# TASK REQUIREMENTS:
a. In the passage on density-based cropping, how many columns does the improved MCNN have?
b. In the records, rewrite the lines as a numbered list, beginning at the line containing "menu-item-price: 2,500원 — [31, 686, 136, 719]" and continuing through the line containing "Segment this screenshot: for". Include both of those lines and omit any blank lines.

# SOURCE PASSAGE:

Figure 5. Improved MCNN with 4 columns for various scales. 'D' represents Dilation factor.

DownLoad: Full-Size Img PowerPoint

This way features are adaptive and robust towards perspective distortion, varying resolution, and scale variation. In this case, MCNN consists of four columns or four parallel CNNs with different filter sizes to capture features corresponding to different scales. After density maps, the cropping module generates image crops for the forward process of detection. Cropping module is able to produce better crops, as can be seen in Figure 6, due to distribution of objects as background area can be filtered out effectively and the number of objects belonging to each crop can also be reduced. The cropping module has been used similarly as mentioned in ^[26]. The images are cropped by accumulating the pixel intensities and comparing their sum with a given threshold value. This is achieved with the use of a sliding window that slides over the density map and gathers the information to generate a density mask. The windows with intensities higher than threshold are combined together to break the image into crops. Then the final detection is performed. This facilitates the effective recognition of small objects.

Figure 6. Visualization of (a) uniform cropping vs. (b) density crops achieved by our methodology. (a) corresponds to region proposals/ crops suggested by uniform cropping and (b) corresponds to cropped chips corresponding to MCNN with dilated convolutions. The uniform crops contain mostly background pixels. The crops made by density based methodology are more useful with respect to our task.

# DATA EXTRACT:
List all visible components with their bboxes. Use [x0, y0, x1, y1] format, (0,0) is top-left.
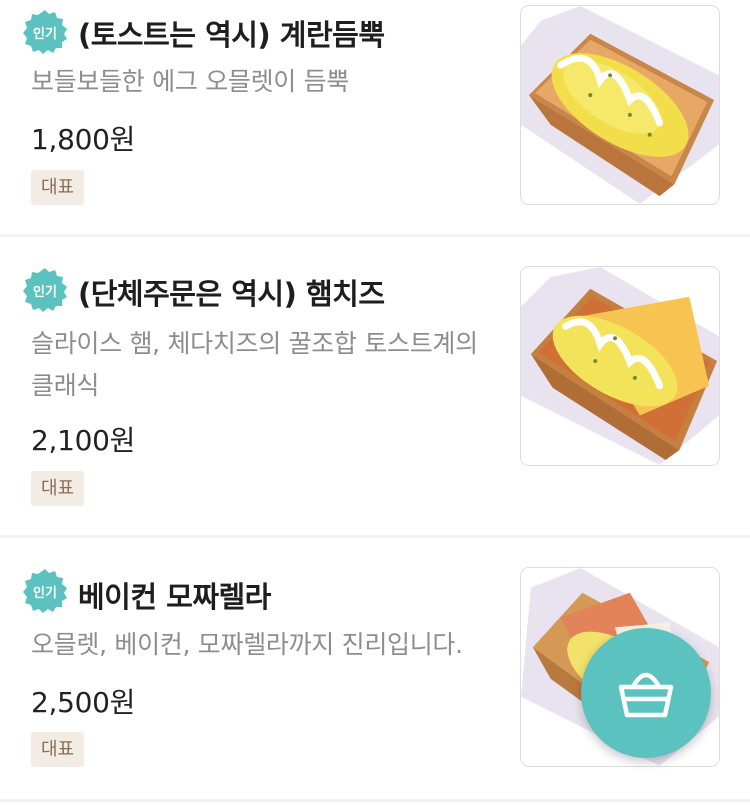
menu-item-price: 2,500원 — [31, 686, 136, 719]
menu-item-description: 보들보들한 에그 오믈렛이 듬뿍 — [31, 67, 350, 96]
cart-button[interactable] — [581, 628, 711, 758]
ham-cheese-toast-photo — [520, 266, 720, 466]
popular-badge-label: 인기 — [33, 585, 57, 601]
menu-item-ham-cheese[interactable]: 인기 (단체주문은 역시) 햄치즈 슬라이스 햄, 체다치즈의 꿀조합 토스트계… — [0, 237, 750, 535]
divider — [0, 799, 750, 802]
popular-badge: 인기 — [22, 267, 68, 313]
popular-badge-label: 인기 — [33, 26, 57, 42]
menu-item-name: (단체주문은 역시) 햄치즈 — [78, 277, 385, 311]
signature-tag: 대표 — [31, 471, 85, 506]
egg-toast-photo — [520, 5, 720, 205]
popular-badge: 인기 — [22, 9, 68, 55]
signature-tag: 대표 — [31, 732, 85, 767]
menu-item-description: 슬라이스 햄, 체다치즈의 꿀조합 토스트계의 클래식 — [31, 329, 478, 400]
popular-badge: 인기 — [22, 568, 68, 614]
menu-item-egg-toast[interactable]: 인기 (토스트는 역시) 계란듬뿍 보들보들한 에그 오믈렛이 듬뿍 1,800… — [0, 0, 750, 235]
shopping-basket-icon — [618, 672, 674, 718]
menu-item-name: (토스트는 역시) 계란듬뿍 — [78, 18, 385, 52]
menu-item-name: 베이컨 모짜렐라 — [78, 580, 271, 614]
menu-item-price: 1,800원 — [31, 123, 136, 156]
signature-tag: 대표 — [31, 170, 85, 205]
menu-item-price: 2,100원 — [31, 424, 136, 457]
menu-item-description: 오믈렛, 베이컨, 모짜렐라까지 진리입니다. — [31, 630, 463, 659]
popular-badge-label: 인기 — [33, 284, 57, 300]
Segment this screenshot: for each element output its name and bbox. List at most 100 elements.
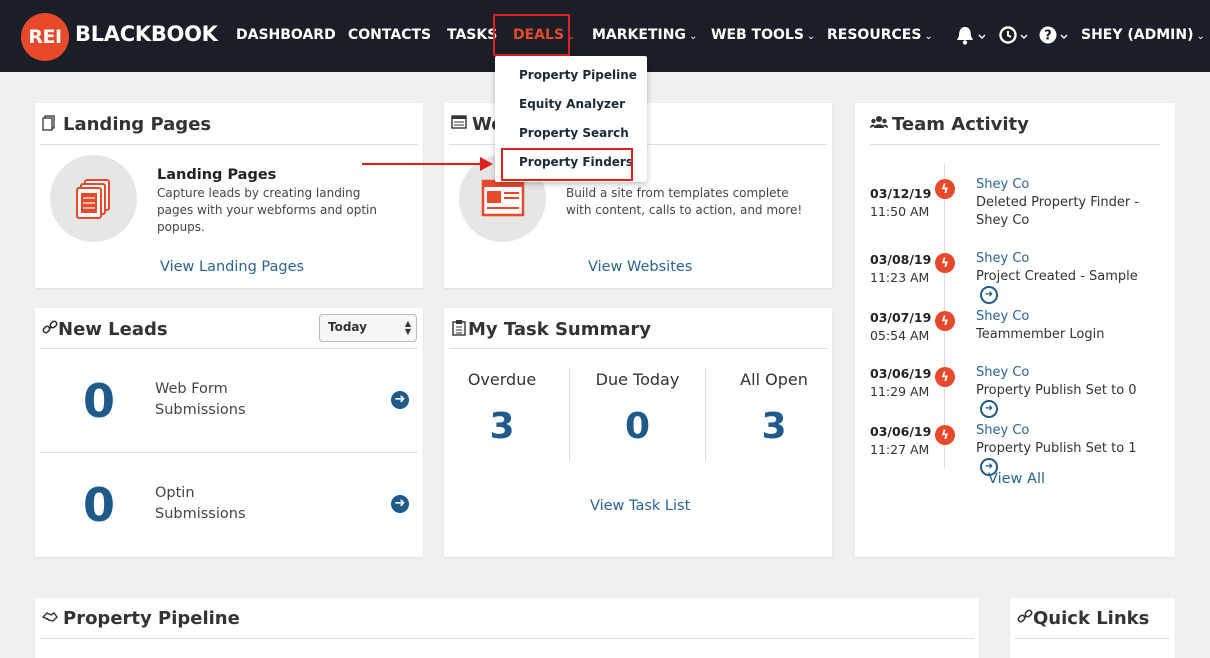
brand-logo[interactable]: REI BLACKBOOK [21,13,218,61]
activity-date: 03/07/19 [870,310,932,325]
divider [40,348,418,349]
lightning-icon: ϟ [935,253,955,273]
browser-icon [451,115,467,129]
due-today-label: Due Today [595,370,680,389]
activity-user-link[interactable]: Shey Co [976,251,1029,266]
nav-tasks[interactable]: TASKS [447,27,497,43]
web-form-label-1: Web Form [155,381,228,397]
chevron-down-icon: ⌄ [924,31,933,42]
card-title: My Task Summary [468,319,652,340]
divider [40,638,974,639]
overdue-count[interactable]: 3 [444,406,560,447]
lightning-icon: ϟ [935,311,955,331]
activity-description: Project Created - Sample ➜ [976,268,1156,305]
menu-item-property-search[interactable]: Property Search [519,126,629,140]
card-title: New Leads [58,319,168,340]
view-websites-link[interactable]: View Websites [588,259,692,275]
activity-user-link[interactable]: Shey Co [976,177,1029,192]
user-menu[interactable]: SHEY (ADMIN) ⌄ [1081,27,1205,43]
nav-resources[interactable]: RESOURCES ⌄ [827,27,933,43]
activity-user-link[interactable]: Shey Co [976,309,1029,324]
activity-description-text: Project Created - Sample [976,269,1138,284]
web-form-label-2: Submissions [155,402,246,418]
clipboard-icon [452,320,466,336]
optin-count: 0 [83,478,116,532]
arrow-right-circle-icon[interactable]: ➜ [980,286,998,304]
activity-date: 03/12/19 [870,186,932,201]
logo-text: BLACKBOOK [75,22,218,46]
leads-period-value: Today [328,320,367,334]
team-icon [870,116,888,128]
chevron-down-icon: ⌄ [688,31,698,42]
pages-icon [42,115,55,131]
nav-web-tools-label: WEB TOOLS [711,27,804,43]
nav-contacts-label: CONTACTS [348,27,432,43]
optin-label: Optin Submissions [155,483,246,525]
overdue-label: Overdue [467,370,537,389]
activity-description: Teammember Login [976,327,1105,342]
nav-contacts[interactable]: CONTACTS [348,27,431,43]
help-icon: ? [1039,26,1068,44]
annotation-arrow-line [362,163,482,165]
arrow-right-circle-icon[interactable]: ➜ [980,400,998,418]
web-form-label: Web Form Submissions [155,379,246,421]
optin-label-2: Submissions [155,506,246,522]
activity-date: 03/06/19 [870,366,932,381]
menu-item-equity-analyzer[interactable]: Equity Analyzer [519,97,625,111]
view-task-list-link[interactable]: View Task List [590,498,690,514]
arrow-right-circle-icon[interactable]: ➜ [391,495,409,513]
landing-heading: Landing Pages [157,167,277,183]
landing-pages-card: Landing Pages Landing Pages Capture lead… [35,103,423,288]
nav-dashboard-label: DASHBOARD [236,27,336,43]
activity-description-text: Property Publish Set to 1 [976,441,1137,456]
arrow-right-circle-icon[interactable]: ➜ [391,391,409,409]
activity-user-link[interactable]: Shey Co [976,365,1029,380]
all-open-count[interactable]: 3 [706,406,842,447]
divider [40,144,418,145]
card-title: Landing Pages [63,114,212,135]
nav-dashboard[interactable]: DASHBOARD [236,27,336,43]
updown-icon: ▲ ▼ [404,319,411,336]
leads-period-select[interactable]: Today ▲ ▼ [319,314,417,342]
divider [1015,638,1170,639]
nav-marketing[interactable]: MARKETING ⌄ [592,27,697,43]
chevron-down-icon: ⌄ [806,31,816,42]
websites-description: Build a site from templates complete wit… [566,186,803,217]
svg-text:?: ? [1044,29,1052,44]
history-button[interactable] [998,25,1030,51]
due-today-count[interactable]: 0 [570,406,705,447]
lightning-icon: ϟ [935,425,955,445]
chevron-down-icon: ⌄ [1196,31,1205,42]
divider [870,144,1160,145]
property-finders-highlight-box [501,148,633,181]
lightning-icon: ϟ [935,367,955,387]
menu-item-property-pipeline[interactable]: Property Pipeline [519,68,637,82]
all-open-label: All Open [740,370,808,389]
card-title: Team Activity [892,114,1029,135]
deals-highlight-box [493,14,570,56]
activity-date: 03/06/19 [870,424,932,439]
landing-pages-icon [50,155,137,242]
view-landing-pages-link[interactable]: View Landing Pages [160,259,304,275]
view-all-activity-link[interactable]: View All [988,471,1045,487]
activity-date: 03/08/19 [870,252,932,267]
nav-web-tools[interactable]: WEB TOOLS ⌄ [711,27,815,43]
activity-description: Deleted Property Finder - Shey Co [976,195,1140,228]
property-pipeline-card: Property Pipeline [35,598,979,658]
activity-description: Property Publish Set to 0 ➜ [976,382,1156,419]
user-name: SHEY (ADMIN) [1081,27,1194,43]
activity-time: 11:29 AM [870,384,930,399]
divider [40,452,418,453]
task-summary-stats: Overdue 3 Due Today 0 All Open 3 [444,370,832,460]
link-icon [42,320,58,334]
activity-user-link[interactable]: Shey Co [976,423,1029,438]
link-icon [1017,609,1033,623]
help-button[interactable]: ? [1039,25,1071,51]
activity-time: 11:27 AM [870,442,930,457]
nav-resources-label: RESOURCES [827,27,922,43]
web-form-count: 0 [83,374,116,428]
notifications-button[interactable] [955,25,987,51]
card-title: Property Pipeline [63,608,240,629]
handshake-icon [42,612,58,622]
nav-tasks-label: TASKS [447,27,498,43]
* * *
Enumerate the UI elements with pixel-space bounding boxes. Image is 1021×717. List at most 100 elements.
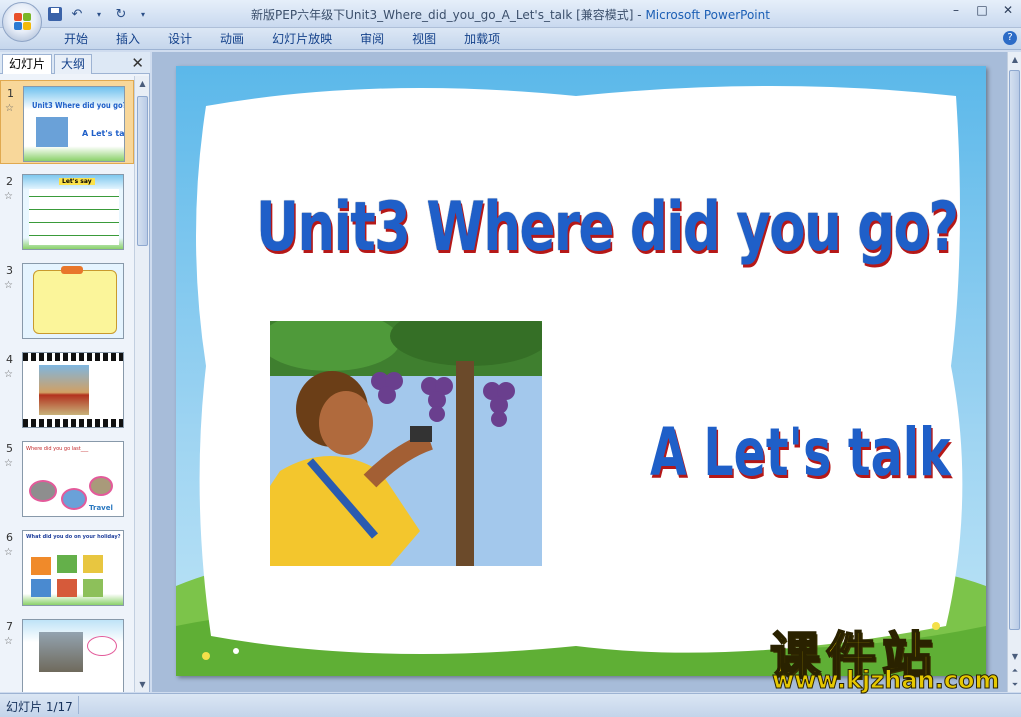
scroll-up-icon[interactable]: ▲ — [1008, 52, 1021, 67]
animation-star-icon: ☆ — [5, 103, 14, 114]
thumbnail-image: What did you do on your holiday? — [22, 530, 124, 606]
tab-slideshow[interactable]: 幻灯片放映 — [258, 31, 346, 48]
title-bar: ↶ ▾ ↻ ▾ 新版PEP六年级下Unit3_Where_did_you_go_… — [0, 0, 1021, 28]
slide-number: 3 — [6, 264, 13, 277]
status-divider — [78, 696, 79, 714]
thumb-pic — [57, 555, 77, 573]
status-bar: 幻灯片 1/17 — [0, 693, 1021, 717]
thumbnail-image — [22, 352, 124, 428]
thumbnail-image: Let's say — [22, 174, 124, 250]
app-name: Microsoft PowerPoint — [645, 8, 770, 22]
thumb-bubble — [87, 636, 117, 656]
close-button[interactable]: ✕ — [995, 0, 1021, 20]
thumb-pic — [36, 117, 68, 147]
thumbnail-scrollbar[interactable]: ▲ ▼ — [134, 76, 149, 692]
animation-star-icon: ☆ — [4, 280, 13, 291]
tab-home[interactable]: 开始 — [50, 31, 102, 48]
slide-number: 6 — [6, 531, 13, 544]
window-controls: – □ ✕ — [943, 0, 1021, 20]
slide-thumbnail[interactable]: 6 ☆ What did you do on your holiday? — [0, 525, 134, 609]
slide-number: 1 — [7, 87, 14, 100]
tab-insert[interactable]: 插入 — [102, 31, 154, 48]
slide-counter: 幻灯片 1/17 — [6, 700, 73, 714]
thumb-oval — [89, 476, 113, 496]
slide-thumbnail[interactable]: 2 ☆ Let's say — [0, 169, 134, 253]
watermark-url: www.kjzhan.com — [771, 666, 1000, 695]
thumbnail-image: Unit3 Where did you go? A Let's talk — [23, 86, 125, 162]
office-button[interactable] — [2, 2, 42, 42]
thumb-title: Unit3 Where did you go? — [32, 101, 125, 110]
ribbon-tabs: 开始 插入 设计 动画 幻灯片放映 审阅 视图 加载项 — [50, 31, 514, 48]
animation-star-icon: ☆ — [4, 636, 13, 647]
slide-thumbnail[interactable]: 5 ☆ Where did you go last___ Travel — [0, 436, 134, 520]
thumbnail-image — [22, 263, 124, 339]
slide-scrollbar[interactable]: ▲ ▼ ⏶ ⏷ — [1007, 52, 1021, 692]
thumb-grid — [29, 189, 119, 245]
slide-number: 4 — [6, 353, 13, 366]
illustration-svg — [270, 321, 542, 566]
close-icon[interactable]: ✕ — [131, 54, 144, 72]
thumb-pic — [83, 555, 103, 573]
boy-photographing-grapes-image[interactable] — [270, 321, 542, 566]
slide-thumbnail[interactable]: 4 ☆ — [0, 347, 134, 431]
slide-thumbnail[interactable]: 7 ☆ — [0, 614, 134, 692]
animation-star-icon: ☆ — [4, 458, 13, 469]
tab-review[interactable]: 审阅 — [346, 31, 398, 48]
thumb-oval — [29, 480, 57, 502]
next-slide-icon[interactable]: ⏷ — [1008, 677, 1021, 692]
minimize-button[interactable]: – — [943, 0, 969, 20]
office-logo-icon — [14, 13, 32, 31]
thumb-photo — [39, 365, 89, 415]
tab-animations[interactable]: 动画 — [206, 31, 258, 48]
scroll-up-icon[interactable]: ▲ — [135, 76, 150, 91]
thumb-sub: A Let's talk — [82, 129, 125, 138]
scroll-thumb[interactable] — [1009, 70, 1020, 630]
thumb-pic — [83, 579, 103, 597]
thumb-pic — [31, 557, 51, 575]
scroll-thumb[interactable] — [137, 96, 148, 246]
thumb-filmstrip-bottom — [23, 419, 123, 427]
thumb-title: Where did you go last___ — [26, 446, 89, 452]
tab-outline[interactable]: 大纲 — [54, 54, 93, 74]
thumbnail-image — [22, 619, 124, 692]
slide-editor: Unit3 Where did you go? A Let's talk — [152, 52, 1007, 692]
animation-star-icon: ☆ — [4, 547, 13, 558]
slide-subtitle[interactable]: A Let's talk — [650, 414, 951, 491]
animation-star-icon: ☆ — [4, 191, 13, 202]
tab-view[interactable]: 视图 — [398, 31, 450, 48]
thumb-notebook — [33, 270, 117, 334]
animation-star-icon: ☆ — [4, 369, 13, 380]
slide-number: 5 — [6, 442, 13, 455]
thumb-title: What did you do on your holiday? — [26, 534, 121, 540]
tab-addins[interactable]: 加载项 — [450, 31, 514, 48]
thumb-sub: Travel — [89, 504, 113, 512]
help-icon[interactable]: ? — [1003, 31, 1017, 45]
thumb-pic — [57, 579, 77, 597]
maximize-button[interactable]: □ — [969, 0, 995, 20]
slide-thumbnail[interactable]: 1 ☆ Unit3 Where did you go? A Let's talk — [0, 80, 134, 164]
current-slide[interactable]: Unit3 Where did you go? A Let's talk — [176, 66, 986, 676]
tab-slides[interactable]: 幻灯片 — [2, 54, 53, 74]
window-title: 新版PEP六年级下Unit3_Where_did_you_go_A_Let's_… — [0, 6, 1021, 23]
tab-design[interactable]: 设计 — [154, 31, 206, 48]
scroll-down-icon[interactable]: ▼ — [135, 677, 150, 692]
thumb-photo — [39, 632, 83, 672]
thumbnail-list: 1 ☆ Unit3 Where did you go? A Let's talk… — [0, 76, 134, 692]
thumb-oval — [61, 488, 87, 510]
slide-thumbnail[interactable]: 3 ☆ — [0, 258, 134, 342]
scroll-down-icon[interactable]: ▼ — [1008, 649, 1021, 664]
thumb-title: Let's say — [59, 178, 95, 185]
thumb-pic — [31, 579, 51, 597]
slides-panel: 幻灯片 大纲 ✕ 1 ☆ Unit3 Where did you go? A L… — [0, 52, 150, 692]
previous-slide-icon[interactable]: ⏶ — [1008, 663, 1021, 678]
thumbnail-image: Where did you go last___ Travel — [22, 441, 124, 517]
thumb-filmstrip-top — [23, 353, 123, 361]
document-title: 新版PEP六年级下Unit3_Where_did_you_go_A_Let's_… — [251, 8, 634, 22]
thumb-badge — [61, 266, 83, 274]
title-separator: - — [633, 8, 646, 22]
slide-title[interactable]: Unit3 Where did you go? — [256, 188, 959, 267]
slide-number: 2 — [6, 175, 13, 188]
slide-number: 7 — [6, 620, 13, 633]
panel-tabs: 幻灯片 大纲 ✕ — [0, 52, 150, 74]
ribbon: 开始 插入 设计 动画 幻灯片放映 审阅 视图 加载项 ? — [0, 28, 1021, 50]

# ANSWERS TO EACH TASK:
a. Four columns, or four parallel CNNs with different filter sizes.

b.
1. menu-item-price: 2,500원 — [31, 686, 136, 719]
2. menu-item-description: 보들보들한 에그 오믈렛이 듬뿍 — [31, 67, 350, 96]
3. cart-button[interactable] — [581, 628, 711, 758]
4. ham-cheese-toast-photo — [520, 266, 720, 466]
5. popular-badge-label: 인기 — [33, 585, 57, 601]
6. menu-item-ham-cheese[interactable]: 인기 (단체주문은 역시) 햄치즈 슬라이스 햄, 체다치즈의 꿀조합 토스트계… — [0, 237, 750, 535]
7. divider — [0, 799, 750, 802]
8. popular-badge: 인기 — [22, 267, 68, 313]
9. popular-badge-label: 인기 — [33, 26, 57, 42]
10. menu-item-name: (단체주문은 역시) 햄치즈 — [78, 277, 385, 311]
11. signature-tag: 대표 — [31, 471, 85, 506]
12. egg-toast-photo — [520, 5, 720, 205]
13. popular-badge: 인기 — [22, 9, 68, 55]
14. signature-tag: 대표 — [31, 732, 85, 767]
15. menu-item-description: 슬라이스 햄, 체다치즈의 꿀조합 토스트계의 클래식 — [31, 329, 478, 400]
16. popular-badge: 인기 — [22, 568, 68, 614]
17. menu-item-egg-toast[interactable]: 인기 (토스트는 역시) 계란듬뿍 보들보들한 에그 오믈렛이 듬뿍 1,800… — [0, 0, 750, 235]
18. shopping-basket-icon — [618, 672, 674, 718]
19. menu-item-name: (토스트는 역시) 계란듬뿍 — [78, 18, 385, 52]
20. menu-item-name: 베이컨 모짜렐라 — [78, 580, 271, 614]
21. menu-item-price: 1,800원 — [31, 123, 136, 156]
22. signature-tag: 대표 — [31, 170, 85, 205]
23. menu-item-price: 2,100원 — [31, 424, 136, 457]
24. menu-item-description: 오믈렛, 베이컨, 모짜렐라까지 진리입니다. — [31, 630, 463, 659]
25. popular-badge-label: 인기 — [33, 284, 57, 300]
26. Segment this screenshot: for each element output its name and bbox. List at most 100 elements.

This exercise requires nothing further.